| Assignment |
Find the lines below that contain the string "basic", count them, and give only the number.

| Input material |
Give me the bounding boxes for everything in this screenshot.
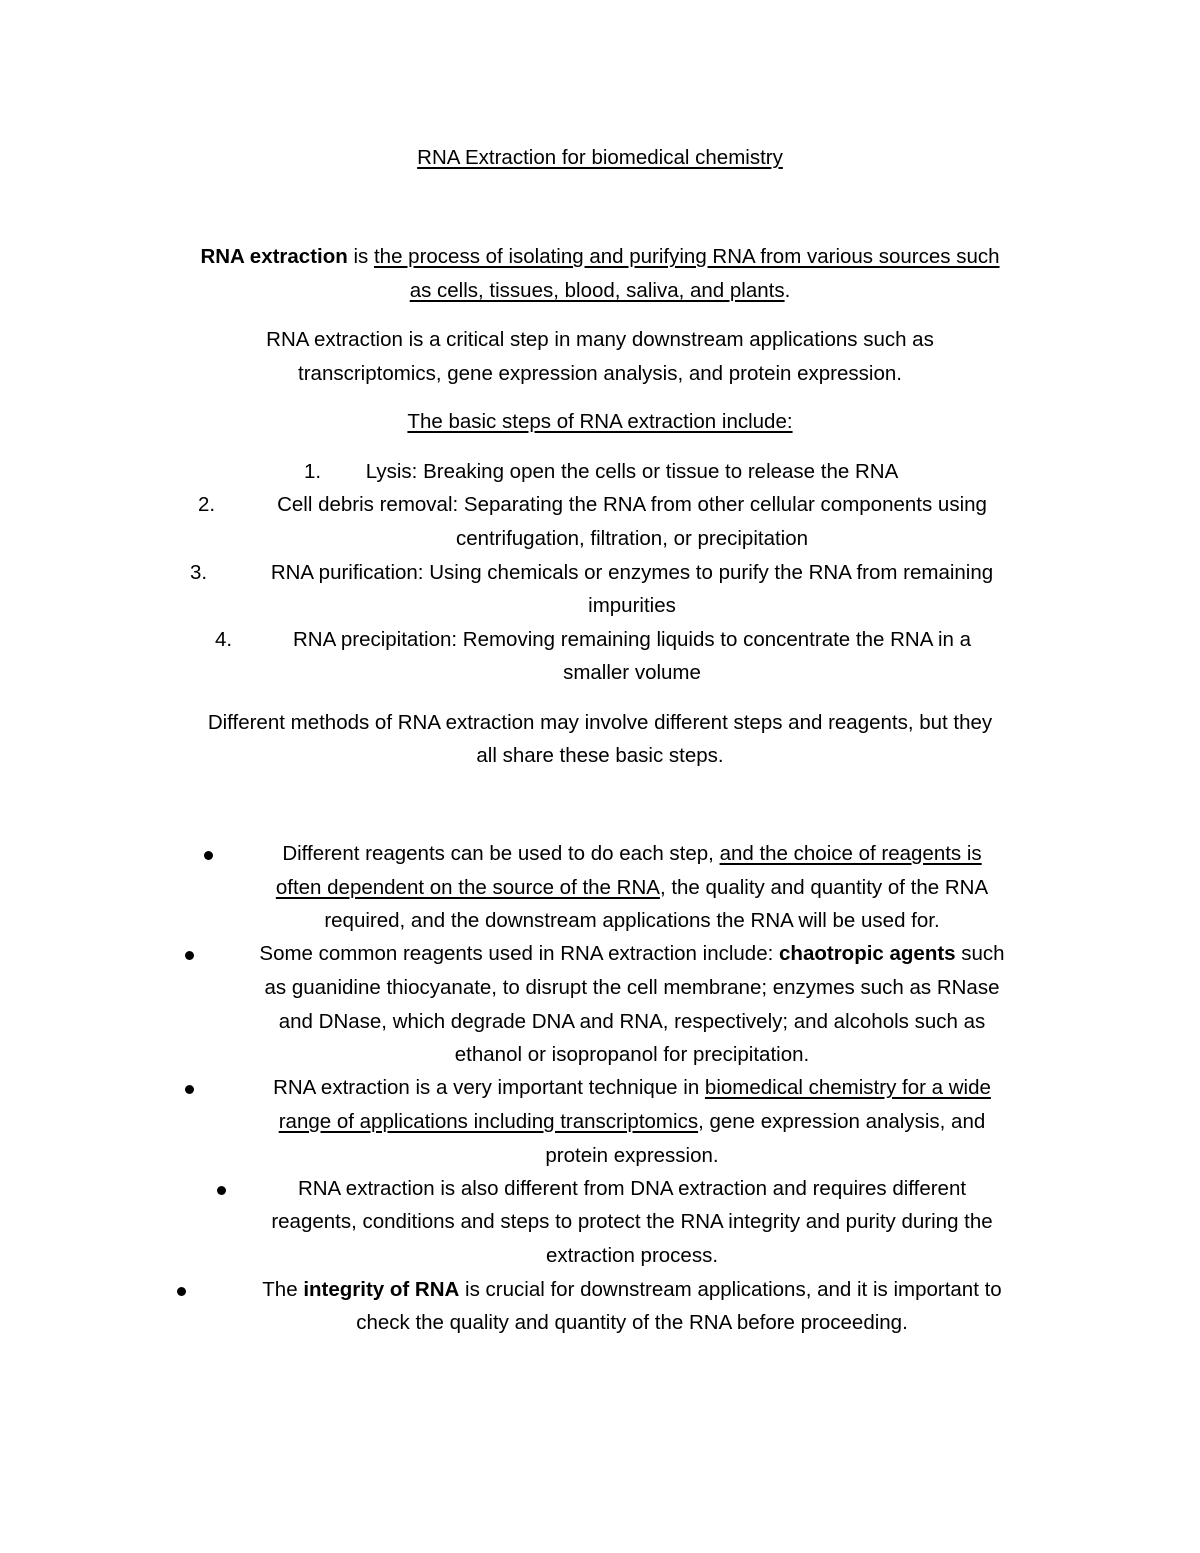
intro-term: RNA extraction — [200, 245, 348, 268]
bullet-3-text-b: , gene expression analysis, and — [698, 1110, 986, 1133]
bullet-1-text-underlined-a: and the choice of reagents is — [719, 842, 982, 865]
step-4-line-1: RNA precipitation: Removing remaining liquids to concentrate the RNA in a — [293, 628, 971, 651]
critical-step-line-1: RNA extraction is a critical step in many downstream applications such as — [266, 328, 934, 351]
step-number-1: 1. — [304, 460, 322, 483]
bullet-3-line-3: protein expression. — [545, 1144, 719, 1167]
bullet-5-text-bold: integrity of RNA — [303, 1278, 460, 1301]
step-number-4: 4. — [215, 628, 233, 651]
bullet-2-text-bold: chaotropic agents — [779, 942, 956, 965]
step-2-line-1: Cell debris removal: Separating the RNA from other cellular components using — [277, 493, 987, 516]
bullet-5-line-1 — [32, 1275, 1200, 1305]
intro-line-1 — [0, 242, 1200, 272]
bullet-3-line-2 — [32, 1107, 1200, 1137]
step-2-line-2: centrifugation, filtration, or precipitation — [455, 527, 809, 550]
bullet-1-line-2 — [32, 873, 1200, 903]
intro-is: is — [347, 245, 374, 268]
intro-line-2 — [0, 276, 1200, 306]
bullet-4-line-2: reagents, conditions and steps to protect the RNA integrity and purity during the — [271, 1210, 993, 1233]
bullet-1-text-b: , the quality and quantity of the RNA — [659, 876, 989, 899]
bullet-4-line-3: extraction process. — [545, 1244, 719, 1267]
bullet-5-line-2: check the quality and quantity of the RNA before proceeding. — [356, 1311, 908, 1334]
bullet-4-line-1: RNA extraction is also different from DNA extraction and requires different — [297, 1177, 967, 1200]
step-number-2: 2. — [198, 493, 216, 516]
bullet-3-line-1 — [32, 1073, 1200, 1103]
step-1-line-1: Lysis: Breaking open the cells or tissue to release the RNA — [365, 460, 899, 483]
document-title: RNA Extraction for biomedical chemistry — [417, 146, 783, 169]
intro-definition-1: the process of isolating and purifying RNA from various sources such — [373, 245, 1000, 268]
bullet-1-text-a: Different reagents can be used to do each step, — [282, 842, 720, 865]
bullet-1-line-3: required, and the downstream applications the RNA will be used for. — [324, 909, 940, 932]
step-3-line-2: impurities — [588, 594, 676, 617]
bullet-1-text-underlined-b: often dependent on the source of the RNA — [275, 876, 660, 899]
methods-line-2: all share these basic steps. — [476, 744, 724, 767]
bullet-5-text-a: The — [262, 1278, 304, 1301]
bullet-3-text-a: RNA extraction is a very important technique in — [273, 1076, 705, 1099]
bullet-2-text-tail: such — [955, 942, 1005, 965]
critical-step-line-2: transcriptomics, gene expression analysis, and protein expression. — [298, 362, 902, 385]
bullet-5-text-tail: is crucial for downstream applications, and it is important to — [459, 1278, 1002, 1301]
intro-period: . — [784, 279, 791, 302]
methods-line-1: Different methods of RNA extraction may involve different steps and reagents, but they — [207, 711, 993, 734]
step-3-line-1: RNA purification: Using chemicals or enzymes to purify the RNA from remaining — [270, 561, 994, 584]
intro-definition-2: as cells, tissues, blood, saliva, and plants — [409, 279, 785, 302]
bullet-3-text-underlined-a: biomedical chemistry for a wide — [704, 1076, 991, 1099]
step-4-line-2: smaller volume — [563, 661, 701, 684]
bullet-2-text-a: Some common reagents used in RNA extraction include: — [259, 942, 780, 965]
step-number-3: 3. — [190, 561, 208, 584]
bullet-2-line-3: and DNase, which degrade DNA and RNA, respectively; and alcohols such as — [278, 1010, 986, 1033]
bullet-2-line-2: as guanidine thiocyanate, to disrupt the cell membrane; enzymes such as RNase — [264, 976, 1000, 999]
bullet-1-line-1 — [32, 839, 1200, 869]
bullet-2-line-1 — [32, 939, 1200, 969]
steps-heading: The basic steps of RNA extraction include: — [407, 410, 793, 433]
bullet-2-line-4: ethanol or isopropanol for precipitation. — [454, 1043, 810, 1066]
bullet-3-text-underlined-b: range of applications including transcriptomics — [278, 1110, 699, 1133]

| Answer to this problem |
2